* [What this task involves] Copy all of the records below verbatim.

** Begin Dataset records **

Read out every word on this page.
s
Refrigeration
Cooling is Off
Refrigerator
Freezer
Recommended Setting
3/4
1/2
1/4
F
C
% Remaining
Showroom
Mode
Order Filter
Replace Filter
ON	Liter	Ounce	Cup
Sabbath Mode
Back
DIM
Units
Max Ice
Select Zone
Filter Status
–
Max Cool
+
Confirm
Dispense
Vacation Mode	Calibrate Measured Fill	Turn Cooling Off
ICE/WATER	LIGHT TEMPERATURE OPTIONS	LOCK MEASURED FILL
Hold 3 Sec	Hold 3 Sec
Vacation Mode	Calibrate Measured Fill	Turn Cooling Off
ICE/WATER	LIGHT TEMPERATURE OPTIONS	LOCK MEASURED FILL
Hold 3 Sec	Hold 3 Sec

** End Dataset records **

* [Response for this exercise]
Read out every word on this page.
s
Refrigeration
Cooling is Off
Refrigerator
Freezer
Recommended Setting
3/4
1/2
1/4
F
C
% Remaining
Showroom
Mode
Order Filter
Replace Filter
ON	Liter	Ounce	Cup
Sabbath Mode
Back
DIM
Units
Max Ice
Select Zone
Filter Status
–
Max Cool
+
Confirm
Dispense
Vacation Mode	Calibrate Measured Fill	Turn Cooling Off
ICE/WATER	LIGHT TEMPERATURE OPTIONS	LOCK MEASURED FILL
Hold 3 Sec	Hold 3 Sec
Vacation Mode	Calibrate Measured Fill	Turn Cooling Off
ICE/WATER	LIGHT TEMPERATURE OPTIONS	LOCK MEASURED FILL
Hold 3 Sec	Hold 3 Sec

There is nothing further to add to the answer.